Written problem: Where does the string "учреждениям" appear in the records? Copy every line that contains it.

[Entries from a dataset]
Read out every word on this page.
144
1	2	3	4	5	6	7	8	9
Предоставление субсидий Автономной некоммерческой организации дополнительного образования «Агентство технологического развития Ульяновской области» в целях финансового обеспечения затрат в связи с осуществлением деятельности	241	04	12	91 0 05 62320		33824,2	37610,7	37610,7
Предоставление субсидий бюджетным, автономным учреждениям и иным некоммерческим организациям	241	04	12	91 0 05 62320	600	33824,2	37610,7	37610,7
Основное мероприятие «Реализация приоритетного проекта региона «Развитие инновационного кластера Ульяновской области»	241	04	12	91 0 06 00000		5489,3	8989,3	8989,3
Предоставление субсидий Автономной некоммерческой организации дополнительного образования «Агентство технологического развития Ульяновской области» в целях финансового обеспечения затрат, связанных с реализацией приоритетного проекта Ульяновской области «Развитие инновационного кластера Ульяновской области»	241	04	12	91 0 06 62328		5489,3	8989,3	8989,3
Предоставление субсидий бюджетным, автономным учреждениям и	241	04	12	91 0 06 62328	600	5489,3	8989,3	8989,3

Result for this exercise:
Предоставление субсидий бюджетным, автономным учреждениям и иным некоммерческим организациям	241	04	12	91 0 05 62320	600	33824,2	37610,7	37610,7
Предоставление субсидий бюджетным, автономным учреждениям и	241	04	12	91 0 06 62328	600	5489,3	8989,3	8989,3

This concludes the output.